- **Task requirements**
Look through the data below. Pick out the lines holding the string "IDRAULICO".

** Start **

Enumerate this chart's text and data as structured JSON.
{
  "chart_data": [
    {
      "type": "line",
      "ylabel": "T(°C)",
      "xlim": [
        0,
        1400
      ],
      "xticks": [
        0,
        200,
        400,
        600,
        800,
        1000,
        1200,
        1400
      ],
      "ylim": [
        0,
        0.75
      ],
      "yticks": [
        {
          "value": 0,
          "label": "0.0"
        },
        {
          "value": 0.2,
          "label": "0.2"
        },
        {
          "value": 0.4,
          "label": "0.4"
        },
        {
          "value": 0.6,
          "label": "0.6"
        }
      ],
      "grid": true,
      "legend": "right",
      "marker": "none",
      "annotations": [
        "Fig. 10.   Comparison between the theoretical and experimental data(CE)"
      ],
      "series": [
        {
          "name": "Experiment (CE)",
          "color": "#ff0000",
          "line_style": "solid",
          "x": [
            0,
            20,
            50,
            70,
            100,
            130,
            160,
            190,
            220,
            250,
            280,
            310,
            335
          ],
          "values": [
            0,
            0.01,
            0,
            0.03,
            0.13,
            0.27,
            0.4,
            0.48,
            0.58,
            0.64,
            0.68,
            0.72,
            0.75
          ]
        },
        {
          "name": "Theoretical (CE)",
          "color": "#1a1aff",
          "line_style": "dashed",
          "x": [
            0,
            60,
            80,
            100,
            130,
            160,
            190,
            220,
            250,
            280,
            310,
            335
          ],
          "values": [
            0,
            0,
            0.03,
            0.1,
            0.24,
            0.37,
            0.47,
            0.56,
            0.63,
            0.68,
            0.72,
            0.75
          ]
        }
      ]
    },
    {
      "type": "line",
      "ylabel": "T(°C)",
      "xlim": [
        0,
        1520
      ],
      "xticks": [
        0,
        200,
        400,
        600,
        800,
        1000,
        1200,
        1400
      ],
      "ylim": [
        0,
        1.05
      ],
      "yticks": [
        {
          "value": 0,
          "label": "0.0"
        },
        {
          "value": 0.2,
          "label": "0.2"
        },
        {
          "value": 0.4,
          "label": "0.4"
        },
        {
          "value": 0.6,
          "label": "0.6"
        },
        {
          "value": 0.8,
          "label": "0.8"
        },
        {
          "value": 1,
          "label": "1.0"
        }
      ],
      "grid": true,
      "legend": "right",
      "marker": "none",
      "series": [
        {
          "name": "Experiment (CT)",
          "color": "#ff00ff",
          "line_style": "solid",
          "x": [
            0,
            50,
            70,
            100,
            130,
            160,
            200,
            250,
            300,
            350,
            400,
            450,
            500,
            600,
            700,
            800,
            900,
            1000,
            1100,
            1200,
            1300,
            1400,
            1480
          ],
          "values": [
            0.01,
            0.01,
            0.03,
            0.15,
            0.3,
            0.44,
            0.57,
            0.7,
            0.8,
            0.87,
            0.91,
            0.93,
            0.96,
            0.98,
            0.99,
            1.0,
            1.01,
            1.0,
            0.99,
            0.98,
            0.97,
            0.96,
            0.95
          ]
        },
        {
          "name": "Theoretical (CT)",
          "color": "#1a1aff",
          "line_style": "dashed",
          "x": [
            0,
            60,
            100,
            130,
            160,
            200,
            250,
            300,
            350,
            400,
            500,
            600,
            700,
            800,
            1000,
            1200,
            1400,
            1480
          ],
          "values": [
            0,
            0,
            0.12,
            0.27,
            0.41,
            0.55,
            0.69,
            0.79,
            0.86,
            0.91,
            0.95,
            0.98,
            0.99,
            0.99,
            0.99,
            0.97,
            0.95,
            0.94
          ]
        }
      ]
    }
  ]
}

** End **
** Start **

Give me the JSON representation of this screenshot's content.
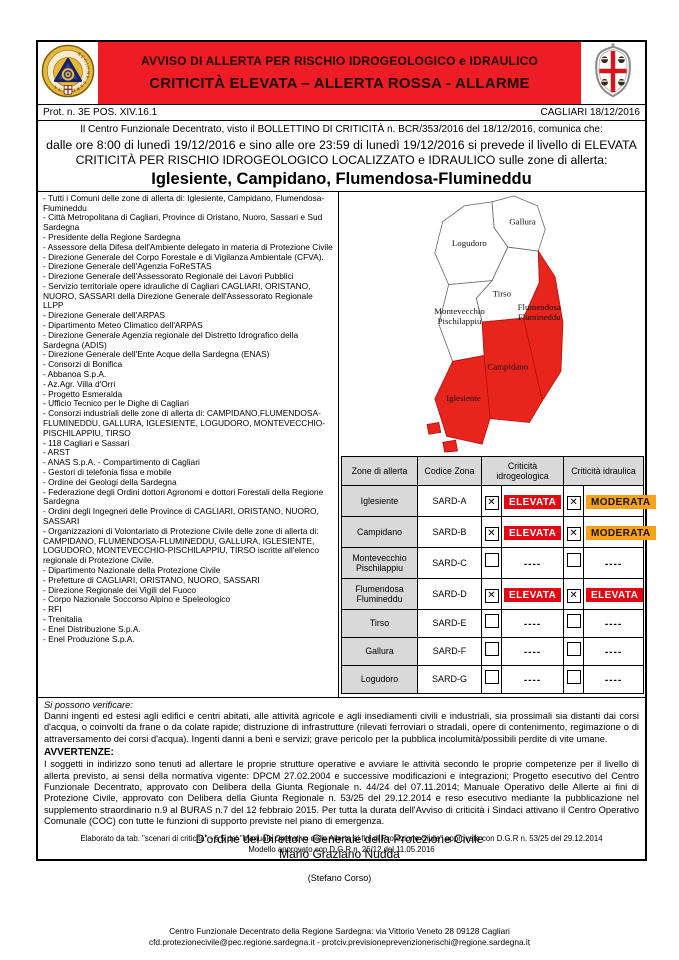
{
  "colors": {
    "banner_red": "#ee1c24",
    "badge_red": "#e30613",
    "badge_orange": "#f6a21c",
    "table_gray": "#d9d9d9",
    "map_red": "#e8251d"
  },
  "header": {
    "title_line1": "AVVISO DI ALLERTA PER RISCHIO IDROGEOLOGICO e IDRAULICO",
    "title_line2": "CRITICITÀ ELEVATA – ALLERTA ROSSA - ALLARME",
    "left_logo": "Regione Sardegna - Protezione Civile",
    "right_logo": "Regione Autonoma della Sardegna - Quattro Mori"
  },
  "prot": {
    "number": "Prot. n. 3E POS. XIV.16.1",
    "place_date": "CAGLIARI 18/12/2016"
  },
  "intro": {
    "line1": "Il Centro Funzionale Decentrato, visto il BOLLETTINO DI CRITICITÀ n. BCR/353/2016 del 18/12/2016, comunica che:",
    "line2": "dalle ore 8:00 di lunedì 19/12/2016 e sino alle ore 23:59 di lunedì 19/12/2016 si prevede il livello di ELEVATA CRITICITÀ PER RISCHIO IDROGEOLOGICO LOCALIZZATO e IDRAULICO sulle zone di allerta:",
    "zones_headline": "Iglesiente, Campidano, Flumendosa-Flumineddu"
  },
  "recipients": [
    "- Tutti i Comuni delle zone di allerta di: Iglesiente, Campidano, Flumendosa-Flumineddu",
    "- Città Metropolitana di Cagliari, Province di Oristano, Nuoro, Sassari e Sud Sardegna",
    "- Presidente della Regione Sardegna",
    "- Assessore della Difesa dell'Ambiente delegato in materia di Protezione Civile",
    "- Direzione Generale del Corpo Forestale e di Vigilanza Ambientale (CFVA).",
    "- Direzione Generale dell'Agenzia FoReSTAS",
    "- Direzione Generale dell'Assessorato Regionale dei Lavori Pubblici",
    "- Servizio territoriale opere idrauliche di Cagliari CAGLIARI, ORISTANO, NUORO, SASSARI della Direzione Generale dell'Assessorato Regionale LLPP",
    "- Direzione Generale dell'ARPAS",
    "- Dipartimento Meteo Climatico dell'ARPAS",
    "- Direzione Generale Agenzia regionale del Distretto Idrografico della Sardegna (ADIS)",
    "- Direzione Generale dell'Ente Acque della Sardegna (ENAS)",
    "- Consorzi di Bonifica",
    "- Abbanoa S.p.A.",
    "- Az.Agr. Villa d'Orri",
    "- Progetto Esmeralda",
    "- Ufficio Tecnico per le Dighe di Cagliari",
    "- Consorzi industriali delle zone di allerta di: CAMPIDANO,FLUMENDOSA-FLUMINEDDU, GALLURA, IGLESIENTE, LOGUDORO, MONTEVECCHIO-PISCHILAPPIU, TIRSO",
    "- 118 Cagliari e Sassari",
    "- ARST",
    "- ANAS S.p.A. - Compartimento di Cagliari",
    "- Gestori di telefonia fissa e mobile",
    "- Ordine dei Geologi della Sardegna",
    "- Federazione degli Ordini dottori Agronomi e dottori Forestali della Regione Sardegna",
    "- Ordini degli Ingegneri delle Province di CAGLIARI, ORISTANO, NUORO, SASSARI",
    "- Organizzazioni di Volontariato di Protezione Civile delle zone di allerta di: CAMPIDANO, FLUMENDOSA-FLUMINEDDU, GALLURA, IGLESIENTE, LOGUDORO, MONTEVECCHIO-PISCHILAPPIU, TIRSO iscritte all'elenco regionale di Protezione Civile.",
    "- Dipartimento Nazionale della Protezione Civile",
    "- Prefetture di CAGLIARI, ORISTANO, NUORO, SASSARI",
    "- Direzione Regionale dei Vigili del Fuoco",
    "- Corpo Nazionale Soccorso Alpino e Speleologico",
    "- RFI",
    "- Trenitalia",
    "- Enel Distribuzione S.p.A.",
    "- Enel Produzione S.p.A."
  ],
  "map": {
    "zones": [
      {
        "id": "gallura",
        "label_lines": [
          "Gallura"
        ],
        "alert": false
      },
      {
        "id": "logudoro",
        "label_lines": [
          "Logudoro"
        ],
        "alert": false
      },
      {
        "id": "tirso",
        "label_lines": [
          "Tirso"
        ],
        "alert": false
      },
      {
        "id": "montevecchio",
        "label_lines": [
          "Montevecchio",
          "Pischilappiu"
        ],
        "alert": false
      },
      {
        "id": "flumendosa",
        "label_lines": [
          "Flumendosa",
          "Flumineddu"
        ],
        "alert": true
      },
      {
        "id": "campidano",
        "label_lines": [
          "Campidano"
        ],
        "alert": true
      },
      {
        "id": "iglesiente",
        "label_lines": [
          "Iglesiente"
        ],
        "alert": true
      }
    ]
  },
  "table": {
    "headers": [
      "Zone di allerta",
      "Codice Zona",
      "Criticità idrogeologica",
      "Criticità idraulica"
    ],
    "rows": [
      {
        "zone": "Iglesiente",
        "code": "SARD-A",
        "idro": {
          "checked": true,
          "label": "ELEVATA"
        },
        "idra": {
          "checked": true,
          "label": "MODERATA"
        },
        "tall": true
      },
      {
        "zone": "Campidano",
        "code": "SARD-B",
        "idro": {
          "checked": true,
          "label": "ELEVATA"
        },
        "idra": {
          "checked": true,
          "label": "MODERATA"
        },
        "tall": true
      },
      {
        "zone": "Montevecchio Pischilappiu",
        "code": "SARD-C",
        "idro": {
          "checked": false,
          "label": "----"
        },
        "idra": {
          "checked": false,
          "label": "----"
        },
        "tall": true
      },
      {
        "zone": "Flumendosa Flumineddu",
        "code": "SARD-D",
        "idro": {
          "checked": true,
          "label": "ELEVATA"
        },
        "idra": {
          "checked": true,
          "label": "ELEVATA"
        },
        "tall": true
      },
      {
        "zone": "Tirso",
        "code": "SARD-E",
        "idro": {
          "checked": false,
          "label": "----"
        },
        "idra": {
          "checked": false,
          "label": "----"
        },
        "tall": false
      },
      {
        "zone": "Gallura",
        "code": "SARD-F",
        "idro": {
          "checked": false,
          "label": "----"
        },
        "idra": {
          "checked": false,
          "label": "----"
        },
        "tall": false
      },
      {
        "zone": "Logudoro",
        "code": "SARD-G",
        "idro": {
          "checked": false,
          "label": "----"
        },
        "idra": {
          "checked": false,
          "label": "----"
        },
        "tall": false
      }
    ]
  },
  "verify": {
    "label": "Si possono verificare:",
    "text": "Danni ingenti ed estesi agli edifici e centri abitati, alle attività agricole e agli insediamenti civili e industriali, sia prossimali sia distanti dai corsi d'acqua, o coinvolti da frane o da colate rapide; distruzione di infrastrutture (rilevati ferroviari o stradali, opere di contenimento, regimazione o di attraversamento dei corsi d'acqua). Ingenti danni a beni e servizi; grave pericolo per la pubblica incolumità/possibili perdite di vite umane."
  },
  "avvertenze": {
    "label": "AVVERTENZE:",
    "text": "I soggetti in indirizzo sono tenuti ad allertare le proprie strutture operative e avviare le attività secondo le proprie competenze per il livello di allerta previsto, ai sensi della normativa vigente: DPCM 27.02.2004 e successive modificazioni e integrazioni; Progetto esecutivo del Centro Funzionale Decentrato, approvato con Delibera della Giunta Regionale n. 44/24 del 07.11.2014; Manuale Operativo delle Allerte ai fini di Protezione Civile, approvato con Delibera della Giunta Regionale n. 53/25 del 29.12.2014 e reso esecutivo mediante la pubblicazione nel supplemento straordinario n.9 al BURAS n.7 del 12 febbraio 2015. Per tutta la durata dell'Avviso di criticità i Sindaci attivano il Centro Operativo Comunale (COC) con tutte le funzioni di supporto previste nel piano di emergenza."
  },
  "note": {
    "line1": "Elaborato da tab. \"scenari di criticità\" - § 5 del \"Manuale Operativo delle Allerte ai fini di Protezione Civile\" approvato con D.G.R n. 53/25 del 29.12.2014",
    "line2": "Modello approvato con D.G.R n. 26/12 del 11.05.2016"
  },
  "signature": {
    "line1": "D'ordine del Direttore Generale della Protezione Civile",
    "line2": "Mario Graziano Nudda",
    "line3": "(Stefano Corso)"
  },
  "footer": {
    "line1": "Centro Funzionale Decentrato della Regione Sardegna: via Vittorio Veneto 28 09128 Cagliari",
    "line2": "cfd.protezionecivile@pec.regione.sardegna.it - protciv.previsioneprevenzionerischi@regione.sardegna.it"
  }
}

** End **

- **Expected answer**
    "title_line1": "AVVISO DI ALLERTA PER RISCHIO IDROGEOLOGICO e IDRAULICO",
    "line2": "dalle ore 8:00 di lunedì 19/12/2016 e sino alle ore 23:59 di lunedì 19/12/2016 si prevede il livello di ELEVATA CRITICITÀ PER RISCHIO IDROGEOLOGICO LOCALIZZATO e IDRAULICO sulle zone di allerta:",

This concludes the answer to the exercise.